Lines before the one containing "Output a JSON" are excluded. Repeat that line and every line after it, exactly.

Supplied records:
◆ ◆ ◆ ◆

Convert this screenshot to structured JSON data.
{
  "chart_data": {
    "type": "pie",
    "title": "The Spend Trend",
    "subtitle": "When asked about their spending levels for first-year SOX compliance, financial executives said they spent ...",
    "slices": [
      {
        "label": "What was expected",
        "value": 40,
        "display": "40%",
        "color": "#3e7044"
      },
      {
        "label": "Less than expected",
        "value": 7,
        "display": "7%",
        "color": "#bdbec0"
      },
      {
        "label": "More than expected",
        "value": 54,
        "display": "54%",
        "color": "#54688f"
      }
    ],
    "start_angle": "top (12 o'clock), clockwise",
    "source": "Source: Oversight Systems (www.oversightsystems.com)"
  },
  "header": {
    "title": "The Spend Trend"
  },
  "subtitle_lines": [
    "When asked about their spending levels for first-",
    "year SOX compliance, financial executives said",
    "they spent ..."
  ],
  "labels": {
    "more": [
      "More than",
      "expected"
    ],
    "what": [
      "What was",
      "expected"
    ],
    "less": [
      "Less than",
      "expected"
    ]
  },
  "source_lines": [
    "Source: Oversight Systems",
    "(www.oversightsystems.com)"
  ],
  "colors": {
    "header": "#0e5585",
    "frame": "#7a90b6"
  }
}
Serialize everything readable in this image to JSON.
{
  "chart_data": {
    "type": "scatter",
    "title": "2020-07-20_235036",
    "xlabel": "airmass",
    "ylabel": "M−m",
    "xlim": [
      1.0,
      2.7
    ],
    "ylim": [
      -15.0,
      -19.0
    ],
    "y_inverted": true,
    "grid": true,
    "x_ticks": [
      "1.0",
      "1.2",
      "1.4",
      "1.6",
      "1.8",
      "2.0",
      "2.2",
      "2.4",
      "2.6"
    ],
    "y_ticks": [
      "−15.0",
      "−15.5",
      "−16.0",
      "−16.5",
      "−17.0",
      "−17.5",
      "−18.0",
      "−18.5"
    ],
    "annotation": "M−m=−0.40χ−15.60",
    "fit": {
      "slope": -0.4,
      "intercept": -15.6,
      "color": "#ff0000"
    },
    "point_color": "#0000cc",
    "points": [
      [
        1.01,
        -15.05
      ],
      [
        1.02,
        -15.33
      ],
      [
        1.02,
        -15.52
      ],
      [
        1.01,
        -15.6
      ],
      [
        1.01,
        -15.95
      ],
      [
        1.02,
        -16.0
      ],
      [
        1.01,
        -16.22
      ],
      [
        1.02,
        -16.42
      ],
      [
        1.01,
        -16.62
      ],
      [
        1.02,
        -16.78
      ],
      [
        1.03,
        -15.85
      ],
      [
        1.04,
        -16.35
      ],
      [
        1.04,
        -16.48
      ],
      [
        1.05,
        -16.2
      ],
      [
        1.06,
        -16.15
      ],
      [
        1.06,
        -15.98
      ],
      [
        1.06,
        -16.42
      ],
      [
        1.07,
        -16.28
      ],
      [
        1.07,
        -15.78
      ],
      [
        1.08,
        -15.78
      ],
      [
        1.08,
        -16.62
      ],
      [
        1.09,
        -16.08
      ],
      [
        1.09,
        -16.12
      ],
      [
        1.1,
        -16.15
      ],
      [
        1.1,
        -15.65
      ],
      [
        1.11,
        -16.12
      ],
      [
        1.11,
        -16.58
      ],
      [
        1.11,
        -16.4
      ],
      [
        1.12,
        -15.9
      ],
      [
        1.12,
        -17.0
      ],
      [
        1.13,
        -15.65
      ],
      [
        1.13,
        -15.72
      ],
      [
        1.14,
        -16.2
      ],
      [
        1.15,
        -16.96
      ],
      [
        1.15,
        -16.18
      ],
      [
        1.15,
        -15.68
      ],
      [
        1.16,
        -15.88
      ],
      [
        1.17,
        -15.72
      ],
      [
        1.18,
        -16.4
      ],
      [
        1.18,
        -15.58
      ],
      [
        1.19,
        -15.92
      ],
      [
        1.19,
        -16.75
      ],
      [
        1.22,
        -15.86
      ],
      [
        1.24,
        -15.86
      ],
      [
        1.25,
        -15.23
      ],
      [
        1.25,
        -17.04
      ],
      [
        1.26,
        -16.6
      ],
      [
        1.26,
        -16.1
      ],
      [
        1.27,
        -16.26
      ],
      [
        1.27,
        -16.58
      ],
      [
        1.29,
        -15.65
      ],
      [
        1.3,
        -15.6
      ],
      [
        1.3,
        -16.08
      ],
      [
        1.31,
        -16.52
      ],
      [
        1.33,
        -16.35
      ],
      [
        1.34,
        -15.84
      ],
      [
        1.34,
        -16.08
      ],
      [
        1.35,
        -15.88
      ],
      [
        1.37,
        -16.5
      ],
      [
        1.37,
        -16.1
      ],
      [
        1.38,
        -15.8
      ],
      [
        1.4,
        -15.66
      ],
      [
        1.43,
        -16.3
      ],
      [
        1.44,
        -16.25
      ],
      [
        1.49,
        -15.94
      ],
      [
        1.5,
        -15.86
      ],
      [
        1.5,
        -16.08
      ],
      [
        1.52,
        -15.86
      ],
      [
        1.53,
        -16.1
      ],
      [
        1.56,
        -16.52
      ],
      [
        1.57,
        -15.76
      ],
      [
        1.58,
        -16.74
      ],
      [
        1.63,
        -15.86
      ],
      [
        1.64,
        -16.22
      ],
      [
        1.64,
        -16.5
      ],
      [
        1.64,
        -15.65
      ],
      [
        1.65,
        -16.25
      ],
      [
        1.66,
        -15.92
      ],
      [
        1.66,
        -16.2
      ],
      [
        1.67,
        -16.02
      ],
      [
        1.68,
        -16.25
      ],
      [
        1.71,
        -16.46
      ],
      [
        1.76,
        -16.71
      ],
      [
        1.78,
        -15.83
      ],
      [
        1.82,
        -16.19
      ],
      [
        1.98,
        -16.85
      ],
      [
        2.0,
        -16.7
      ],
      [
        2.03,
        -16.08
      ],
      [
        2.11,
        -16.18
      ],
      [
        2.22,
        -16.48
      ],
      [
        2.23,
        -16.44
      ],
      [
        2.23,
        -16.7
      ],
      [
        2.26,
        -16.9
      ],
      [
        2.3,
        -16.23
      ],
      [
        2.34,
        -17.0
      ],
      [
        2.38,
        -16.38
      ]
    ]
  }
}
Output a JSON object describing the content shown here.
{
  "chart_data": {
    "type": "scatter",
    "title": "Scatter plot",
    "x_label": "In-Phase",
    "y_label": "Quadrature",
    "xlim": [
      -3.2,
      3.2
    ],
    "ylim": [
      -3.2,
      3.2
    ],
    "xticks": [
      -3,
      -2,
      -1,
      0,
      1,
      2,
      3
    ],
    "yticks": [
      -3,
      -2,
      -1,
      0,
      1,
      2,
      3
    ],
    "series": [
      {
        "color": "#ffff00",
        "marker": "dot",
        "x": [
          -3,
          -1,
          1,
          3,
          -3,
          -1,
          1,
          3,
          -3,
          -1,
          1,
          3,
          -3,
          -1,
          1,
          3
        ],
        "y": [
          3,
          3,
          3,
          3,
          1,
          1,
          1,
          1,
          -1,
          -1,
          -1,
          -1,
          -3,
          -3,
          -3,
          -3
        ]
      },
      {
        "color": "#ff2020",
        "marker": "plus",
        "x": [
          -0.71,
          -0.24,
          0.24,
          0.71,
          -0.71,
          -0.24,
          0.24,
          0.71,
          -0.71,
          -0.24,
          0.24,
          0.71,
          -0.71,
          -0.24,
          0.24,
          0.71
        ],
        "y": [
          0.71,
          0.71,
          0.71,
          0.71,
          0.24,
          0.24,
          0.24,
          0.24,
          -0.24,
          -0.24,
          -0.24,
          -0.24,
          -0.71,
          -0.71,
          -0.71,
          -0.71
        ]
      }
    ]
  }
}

◆ ◆ ◆ ◆

Correct response:
Output a JSON object describing the content shown here.
{
  "chart_data": {
    "type": "scatter",
    "title": "Scatter plot",
    "x_label": "In-Phase",
    "y_label": "Quadrature",
    "xlim": [
      -3.2,
      3.2
    ],
    "ylim": [
      -3.2,
      3.2
    ],
    "xticks": [
      -3,
      -2,
      -1,
      0,
      1,
      2,
      3
    ],
    "yticks": [
      -3,
      -2,
      -1,
      0,
      1,
      2,
      3
    ],
    "series": [
      {
        "color": "#ffff00",
        "marker": "dot",
        "x": [
          -3,
          -1,
          1,
          3,
          -3,
          -1,
          1,
          3,
          -3,
          -1,
          1,
          3,
          -3,
          -1,
          1,
          3
        ],
        "y": [
          3,
          3,
          3,
          3,
          1,
          1,
          1,
          1,
          -1,
          -1,
          -1,
          -1,
          -3,
          -3,
          -3,
          -3
        ]
      },
      {
        "color": "#ff2020",
        "marker": "plus",
        "x": [
          -0.71,
          -0.24,
          0.24,
          0.71,
          -0.71,
          -0.24,
          0.24,
          0.71,
          -0.71,
          -0.24,
          0.24,
          0.71,
          -0.71,
          -0.24,
          0.24,
          0.71
        ],
        "y": [
          0.71,
          0.71,
          0.71,
          0.71,
          0.24,
          0.24,
          0.24,
          0.24,
          -0.24,
          -0.24,
          -0.24,
          -0.24,
          -0.71,
          -0.71,
          -0.71,
          -0.71
        ]
      }
    ]
  }
}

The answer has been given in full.